Begin MATERIAL
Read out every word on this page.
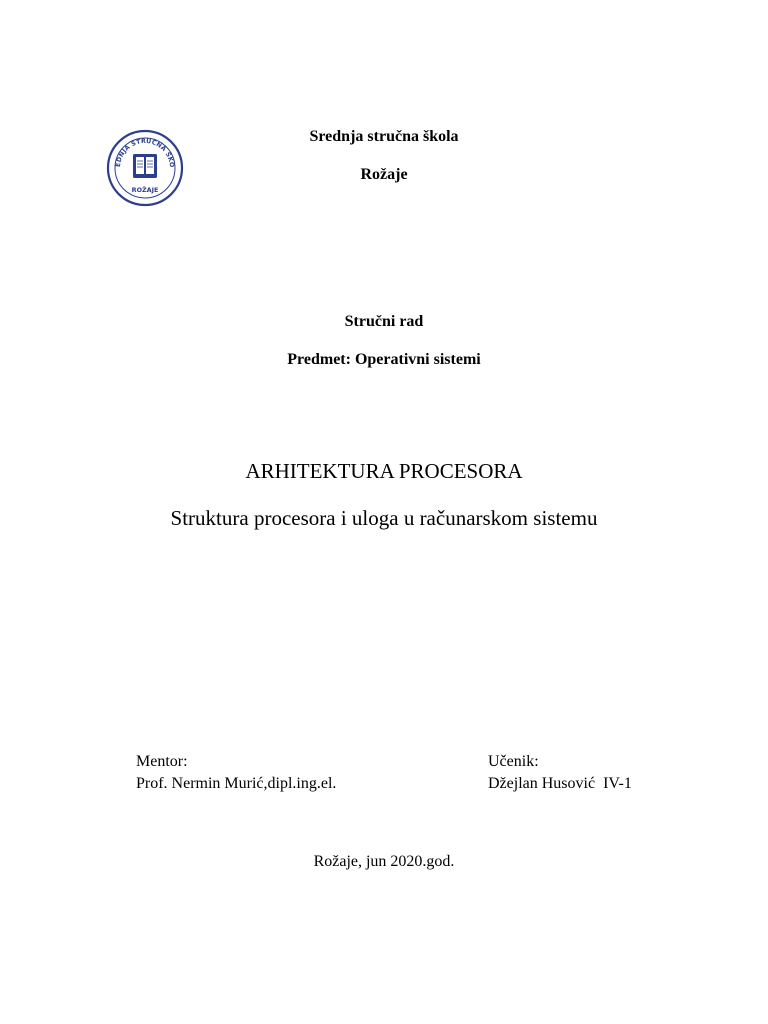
EDNJA STRUČNA ŠKO
ROŽAJE
Srednja stručna škola
Rožaje
Stručni rad
Predmet: Operativni sistemi
ARHITEKTURA PROCESORA
Struktura procesora i uloga u računarskom sistemu
Mentor:
Prof. Nermin Murić,dipl.ing.el.
Učenik:
Džejlan Husović  IV-1
Rožaje, jun 2020.god.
End MATERIAL
▶ INSTRUCTIONS TO FOLLOW
Omit every picture, then reproduce the rest of the listing exactly.

▶ TASK OUTPUT
Read out every word on this page.
EDNJA STRUČNA ŠKO
ROŽAJE
Srednja stručna škola
Rožaje
Stručni rad
Predmet: Operativni sistemi
ARHITEKTURA PROCESORA
Struktura procesora i uloga u računarskom sistemu
Mentor:
Prof. Nermin Murić,dipl.ing.el.
Učenik:
Džejlan Husović  IV-1
Rožaje, jun 2020.god.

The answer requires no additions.